**GIVEN REQUEST**
All entries are to be given again verbatim.

------

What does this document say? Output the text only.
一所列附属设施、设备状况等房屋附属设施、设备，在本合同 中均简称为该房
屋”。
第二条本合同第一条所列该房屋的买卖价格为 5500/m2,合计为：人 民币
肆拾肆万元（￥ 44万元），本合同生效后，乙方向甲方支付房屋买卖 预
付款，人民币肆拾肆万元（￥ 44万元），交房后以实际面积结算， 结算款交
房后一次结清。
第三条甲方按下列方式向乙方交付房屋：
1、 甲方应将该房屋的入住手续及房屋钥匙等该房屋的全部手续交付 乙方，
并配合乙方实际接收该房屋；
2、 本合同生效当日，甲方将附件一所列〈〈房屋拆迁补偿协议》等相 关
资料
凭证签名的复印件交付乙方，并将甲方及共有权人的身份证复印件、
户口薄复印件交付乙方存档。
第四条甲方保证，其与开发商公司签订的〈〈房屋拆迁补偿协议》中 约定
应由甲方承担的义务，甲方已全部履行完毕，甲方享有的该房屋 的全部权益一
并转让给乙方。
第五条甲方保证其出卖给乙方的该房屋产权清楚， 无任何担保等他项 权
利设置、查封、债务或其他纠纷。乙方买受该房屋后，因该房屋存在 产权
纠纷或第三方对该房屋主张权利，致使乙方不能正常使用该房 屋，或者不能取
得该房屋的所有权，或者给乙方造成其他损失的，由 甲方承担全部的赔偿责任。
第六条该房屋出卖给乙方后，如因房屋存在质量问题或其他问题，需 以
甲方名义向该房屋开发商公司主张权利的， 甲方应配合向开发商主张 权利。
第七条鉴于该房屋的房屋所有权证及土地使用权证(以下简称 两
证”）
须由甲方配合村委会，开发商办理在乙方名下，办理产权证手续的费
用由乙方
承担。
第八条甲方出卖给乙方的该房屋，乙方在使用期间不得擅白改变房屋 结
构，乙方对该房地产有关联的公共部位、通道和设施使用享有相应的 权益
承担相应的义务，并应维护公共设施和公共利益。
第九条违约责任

------

**IN RESPONSE**
What does this document say? Output the text only.
一所列附属设施、设备状况等房屋附属设施、设备，在本合同 中均简称为该房
屋”。
第二条本合同第一条所列该房屋的买卖价格为 5500/m2,合计为：人 民币
肆拾肆万元（￥ 44万元），本合同生效后，乙方向甲方支付房屋买卖 预
付款，人民币肆拾肆万元（￥ 44万元），交房后以实际面积结算， 结算款交
房后一次结清。
第三条甲方按下列方式向乙方交付房屋：
1、 甲方应将该房屋的入住手续及房屋钥匙等该房屋的全部手续交付 乙方，
并配合乙方实际接收该房屋；
2、 本合同生效当日，甲方将附件一所列〈〈房屋拆迁补偿协议》等相 关
资料
凭证签名的复印件交付乙方，并将甲方及共有权人的身份证复印件、
户口薄复印件交付乙方存档。
第四条甲方保证，其与开发商公司签订的〈〈房屋拆迁补偿协议》中 约定
应由甲方承担的义务，甲方已全部履行完毕，甲方享有的该房屋 的全部权益一
并转让给乙方。
第五条甲方保证其出卖给乙方的该房屋产权清楚， 无任何担保等他项 权
利设置、查封、债务或其他纠纷。乙方买受该房屋后，因该房屋存在 产权
纠纷或第三方对该房屋主张权利，致使乙方不能正常使用该房 屋，或者不能取
得该房屋的所有权，或者给乙方造成其他损失的，由 甲方承担全部的赔偿责任。
第六条该房屋出卖给乙方后，如因房屋存在质量问题或其他问题，需 以
甲方名义向该房屋开发商公司主张权利的， 甲方应配合向开发商主张 权利。
第七条鉴于该房屋的房屋所有权证及土地使用权证(以下简称 两
证”）
须由甲方配合村委会，开发商办理在乙方名下，办理产权证手续的费
用由乙方
承担。
第八条甲方出卖给乙方的该房屋，乙方在使用期间不得擅白改变房屋 结
构，乙方对该房地产有关联的公共部位、通道和设施使用享有相应的 权益
承担相应的义务，并应维护公共设施和公共利益。
第九条违约责任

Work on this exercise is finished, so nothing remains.